# Prompt
Read through the records below and copy each line that uses the word "forepaw".

──────── Records for this task

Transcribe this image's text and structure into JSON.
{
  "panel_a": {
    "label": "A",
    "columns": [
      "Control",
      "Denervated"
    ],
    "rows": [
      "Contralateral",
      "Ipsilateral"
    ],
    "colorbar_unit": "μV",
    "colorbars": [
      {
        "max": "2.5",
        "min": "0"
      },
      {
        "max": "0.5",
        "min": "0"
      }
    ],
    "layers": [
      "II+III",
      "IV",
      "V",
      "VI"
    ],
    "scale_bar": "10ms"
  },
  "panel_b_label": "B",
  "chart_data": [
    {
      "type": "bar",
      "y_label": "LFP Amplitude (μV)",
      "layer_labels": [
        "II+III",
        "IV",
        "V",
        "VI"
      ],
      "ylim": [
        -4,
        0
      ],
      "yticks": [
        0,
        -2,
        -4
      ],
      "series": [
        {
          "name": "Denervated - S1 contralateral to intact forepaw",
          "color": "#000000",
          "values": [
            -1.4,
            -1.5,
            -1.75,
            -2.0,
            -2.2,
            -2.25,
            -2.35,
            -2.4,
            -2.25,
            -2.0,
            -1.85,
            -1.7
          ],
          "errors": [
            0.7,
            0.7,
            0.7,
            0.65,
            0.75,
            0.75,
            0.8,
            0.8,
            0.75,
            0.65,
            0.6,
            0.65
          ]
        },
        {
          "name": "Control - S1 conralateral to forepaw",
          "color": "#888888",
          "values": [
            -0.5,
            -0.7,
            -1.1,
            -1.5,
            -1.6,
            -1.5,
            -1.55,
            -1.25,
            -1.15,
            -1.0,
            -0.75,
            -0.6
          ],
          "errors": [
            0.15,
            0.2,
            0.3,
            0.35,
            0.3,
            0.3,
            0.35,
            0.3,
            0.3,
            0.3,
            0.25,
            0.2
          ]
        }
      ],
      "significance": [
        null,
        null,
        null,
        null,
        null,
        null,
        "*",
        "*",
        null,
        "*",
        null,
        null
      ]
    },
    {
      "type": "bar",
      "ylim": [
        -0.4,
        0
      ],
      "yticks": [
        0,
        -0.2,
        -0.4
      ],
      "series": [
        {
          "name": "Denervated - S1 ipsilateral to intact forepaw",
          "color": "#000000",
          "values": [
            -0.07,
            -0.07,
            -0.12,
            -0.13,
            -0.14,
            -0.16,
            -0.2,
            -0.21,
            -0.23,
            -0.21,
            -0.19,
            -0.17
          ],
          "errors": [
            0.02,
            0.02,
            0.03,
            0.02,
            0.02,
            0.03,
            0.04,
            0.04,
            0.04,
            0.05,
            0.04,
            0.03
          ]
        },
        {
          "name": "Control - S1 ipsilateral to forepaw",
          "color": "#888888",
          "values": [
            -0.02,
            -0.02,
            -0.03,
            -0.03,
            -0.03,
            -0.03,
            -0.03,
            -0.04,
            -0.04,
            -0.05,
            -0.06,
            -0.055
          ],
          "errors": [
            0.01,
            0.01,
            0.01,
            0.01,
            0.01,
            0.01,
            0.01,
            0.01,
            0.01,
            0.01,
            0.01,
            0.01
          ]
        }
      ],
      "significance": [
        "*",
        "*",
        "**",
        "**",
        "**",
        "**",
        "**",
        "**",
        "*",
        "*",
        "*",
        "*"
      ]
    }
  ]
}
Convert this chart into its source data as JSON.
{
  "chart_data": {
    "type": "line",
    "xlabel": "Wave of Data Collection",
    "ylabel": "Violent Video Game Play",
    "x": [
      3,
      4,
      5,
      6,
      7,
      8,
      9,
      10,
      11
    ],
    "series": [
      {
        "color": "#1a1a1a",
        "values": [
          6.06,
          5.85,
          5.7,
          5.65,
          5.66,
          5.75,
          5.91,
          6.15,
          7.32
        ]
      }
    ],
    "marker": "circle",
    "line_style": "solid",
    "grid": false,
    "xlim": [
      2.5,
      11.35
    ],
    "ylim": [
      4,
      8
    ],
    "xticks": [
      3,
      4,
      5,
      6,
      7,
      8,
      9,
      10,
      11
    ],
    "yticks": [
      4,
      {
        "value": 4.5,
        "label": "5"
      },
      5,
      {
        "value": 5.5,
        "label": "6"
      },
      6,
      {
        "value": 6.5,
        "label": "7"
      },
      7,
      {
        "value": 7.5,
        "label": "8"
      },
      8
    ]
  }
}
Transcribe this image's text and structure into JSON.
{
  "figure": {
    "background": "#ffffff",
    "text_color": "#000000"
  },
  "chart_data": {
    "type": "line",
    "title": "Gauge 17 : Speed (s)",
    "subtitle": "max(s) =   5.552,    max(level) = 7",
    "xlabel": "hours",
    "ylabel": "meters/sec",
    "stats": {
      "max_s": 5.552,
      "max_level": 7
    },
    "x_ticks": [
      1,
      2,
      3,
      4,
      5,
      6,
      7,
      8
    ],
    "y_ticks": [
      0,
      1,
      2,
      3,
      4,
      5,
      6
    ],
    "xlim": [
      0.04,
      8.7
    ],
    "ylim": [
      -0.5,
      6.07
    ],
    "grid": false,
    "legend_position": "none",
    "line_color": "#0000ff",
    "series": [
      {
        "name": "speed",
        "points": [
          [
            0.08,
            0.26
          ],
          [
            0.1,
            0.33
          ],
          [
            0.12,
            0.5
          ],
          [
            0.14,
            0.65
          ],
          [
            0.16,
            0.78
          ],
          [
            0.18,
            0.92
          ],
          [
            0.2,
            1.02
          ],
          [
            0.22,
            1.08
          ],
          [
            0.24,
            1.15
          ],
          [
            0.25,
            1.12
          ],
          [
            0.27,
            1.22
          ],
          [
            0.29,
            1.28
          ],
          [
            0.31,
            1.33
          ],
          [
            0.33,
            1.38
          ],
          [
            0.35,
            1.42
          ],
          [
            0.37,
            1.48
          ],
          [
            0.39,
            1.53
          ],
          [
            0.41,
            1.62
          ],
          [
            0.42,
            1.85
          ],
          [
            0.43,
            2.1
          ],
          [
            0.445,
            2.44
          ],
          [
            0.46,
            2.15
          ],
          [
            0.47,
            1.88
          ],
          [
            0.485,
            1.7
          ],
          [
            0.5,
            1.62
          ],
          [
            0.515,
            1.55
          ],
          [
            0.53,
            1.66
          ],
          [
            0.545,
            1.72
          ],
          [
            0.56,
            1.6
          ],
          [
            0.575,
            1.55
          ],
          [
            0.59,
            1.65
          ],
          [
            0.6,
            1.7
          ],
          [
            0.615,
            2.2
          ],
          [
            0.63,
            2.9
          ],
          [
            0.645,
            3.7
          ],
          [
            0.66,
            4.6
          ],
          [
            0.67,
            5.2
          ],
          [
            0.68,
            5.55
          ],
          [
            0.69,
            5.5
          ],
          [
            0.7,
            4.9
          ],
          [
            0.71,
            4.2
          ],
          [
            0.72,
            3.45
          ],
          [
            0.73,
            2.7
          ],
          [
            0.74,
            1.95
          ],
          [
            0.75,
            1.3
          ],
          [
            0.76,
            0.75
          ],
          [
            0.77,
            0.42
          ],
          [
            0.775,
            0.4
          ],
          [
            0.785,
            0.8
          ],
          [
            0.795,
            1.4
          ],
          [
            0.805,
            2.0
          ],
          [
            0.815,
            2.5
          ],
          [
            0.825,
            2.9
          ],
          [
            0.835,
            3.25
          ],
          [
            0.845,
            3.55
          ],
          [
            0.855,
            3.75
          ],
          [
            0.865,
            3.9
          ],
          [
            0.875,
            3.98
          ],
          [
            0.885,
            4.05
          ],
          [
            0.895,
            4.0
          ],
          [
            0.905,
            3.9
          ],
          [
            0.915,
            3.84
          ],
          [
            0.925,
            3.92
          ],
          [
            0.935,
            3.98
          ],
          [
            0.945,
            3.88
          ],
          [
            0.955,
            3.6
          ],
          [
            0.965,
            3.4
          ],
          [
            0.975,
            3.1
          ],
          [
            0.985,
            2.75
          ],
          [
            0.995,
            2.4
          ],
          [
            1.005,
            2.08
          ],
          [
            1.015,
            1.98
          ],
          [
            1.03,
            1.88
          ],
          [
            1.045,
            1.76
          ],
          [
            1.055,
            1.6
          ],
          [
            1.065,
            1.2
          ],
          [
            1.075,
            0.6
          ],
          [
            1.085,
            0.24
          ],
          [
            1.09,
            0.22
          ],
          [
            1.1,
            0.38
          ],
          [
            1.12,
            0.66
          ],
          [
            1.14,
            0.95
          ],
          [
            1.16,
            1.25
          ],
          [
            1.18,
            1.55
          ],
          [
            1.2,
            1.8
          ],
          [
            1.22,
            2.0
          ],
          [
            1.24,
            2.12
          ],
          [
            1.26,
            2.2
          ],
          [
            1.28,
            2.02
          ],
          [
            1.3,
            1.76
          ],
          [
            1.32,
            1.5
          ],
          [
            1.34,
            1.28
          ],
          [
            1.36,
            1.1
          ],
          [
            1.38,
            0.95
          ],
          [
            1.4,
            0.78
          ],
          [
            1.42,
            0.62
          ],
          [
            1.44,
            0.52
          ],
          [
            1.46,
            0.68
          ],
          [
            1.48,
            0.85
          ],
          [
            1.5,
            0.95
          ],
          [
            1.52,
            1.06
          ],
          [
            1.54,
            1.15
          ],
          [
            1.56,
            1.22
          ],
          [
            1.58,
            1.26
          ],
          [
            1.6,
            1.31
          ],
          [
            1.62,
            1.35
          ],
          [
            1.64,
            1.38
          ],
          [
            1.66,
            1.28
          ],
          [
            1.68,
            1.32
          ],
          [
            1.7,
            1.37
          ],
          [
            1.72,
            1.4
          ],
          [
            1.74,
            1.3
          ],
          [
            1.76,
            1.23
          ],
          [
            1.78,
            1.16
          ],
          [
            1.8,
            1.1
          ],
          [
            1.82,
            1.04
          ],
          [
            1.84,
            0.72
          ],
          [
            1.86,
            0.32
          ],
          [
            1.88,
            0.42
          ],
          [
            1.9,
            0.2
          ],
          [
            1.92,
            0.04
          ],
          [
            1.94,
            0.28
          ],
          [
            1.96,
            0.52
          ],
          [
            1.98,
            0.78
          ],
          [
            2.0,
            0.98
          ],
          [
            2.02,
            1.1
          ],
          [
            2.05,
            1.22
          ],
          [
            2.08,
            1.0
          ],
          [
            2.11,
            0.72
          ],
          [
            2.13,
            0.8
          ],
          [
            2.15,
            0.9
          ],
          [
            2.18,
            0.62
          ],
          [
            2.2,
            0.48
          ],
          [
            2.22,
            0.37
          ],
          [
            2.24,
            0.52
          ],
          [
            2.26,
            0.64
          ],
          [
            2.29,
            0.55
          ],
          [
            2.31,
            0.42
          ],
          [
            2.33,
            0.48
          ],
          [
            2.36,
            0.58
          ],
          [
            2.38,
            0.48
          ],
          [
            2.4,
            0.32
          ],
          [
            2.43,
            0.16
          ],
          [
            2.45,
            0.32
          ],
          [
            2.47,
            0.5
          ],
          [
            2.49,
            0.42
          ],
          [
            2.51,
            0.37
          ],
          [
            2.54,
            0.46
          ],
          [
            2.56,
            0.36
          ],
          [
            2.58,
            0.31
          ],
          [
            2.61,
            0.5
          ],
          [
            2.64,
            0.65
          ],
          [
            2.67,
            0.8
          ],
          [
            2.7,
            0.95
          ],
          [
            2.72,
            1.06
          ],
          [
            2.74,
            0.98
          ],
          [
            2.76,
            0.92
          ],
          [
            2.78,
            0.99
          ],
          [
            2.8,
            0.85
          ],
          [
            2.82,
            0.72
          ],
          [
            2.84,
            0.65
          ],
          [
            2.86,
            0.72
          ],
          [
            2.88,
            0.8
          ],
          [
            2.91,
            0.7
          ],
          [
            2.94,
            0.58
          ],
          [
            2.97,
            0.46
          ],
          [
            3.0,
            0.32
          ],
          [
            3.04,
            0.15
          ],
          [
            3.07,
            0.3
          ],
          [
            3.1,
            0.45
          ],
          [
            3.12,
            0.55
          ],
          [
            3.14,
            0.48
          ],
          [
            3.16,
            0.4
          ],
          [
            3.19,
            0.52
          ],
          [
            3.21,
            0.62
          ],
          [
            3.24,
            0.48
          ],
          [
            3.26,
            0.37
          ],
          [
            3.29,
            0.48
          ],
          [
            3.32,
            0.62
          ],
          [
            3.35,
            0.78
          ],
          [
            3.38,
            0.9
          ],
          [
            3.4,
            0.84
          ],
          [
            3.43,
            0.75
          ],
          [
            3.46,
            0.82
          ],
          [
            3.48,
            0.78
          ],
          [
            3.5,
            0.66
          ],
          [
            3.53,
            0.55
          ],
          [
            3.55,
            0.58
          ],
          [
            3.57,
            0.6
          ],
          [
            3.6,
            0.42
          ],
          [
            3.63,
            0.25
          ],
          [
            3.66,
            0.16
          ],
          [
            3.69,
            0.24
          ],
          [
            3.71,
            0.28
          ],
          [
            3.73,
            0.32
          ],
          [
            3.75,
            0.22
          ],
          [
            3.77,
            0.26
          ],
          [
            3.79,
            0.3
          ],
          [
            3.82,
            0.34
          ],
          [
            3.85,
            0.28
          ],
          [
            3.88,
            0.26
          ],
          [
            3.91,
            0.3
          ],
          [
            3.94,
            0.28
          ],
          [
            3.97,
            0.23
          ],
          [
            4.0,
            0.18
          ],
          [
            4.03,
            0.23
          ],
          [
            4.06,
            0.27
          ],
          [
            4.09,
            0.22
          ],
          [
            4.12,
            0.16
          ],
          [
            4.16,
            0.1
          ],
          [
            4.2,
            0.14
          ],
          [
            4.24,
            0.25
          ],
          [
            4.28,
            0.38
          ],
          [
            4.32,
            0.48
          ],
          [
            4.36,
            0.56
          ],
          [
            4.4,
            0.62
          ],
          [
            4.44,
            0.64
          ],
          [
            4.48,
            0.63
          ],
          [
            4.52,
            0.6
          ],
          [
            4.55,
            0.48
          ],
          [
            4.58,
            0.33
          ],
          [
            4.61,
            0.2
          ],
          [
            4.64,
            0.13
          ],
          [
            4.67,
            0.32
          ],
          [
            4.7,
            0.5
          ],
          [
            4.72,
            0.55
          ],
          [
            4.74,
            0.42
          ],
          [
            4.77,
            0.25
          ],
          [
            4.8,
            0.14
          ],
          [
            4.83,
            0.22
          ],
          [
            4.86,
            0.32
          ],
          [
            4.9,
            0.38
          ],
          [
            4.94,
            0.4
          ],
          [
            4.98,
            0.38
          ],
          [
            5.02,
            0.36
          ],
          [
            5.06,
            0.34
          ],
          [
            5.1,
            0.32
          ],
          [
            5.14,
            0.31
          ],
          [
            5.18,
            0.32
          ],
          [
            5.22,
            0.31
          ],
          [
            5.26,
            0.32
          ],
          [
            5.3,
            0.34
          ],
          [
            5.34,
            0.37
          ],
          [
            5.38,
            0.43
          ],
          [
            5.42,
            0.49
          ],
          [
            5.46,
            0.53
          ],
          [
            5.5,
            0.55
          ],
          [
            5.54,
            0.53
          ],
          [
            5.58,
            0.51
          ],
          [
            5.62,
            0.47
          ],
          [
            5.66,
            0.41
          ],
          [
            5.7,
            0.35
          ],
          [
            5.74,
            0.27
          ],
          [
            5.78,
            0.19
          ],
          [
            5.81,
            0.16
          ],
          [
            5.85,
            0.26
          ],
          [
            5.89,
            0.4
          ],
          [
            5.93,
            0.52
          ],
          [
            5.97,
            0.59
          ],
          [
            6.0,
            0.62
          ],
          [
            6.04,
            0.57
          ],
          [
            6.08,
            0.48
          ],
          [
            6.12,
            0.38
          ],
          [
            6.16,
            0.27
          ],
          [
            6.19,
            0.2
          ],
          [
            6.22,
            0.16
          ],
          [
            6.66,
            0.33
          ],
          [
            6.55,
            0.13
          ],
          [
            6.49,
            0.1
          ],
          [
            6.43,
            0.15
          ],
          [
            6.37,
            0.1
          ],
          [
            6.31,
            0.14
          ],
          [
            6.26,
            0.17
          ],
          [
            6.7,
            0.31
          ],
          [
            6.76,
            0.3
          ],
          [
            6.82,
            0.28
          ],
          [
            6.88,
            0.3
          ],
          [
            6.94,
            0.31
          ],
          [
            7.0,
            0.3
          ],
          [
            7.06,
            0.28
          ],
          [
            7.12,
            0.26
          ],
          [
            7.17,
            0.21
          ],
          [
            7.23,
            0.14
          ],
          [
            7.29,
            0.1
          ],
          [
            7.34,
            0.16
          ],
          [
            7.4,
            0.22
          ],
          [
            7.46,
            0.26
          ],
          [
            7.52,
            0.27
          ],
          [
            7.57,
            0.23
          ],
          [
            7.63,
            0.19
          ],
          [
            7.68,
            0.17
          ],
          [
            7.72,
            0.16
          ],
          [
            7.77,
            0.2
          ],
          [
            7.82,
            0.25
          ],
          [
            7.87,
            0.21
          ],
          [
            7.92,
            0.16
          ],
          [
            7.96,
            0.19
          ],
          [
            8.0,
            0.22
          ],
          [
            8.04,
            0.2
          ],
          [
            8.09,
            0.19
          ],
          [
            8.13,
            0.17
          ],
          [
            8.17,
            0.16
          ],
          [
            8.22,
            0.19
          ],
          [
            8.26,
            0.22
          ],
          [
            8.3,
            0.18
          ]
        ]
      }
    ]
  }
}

────────────────

# Response to this task
          "name": "Denervated - S1 contralateral to intact forepaw",
          "name": "Control - S1 conralateral to forepaw",
          "name": "Denervated - S1 ipsilateral to intact forepaw",
          "name": "Control - S1 ipsilateral to forepaw",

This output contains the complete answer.